Records:
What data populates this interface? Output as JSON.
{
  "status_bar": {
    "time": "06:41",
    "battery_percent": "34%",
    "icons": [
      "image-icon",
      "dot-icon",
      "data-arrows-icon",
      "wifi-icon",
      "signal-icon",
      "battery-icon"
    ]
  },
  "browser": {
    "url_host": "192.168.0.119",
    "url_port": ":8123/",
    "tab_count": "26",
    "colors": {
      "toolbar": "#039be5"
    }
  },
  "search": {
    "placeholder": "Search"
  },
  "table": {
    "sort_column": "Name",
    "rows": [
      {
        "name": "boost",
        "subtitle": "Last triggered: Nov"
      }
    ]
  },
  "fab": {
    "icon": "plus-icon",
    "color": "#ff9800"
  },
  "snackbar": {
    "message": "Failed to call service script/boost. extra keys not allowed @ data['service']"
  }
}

**Exercise details**:
Quote each line of the data above exactly as written.

**Exercise solution**:
What data populates this interface? Output as JSON.
{
  "status_bar": {
    "time": "06:41",
    "battery_percent": "34%",
    "icons": [
      "image-icon",
      "dot-icon",
      "data-arrows-icon",
      "wifi-icon",
      "signal-icon",
      "battery-icon"
    ]
  },
  "browser": {
    "url_host": "192.168.0.119",
    "url_port": ":8123/",
    "tab_count": "26",
    "colors": {
      "toolbar": "#039be5"
    }
  },
  "search": {
    "placeholder": "Search"
  },
  "table": {
    "sort_column": "Name",
    "rows": [
      {
        "name": "boost",
        "subtitle": "Last triggered: Nov"
      }
    ]
  },
  "fab": {
    "icon": "plus-icon",
    "color": "#ff9800"
  },
  "snackbar": {
    "message": "Failed to call service script/boost. extra keys not allowed @ data['service']"
  }
}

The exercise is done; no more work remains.